Task directions:
Tally the lines of the data below that contain the string "series", matching case exactly. Reply with the number alone.

>> start Entries supplied

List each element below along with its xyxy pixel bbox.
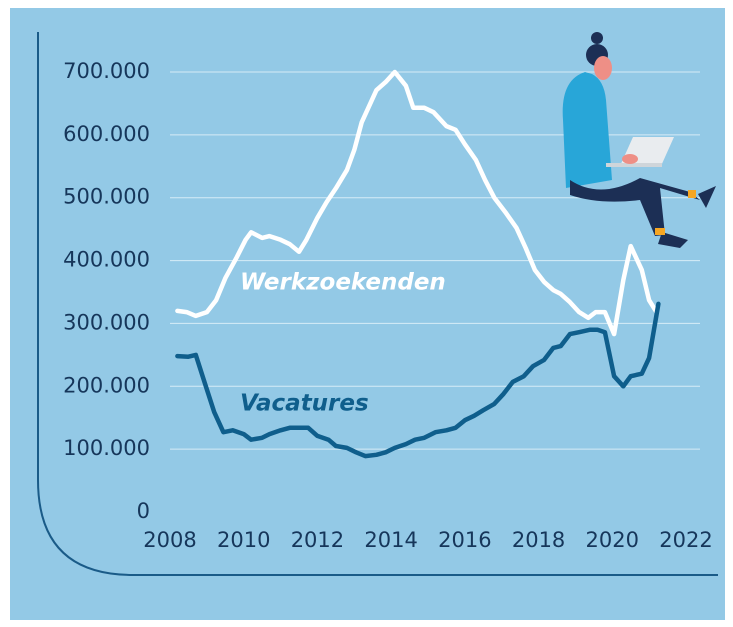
series-label: Werkzoekenden — [240, 270, 446, 296]
x-tick-label: 2014 — [364, 528, 417, 552]
series-label: Vacatures — [240, 391, 369, 417]
y-tick-label: 700.000 — [63, 59, 150, 83]
x-tick-label: 2020 — [586, 528, 639, 552]
x-tick-label: 2016 — [438, 528, 491, 552]
y-tick-label: 500.000 — [63, 185, 150, 209]
series-line — [175, 301, 661, 459]
plot: 0 100.000 200.000 300.000 400.000 500.000 600.… — [63, 59, 713, 552]
x-tick-label: 2008 — [143, 528, 196, 552]
illustration — [562, 32, 716, 248]
x-tick-label: 2018 — [512, 528, 565, 552]
frame — [37, 32, 718, 576]
series-line — [175, 69, 659, 337]
y-tick-label: 100.000 — [63, 436, 150, 460]
y-tick-label: 600.000 — [63, 122, 150, 146]
y-tick-label: 300.000 — [63, 310, 150, 334]
x-tick-label: 2022 — [659, 528, 712, 552]
y-tick-label: 200.000 — [63, 373, 150, 397]
x-tick-label: 2012 — [291, 528, 344, 552]
y-tick-label: 400.000 — [63, 248, 150, 272]
y-tick-label: 0 — [137, 499, 150, 523]
x-tick-label: 2010 — [217, 528, 270, 552]
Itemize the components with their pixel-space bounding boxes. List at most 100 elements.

>> end Entries supplied

Completed task:
4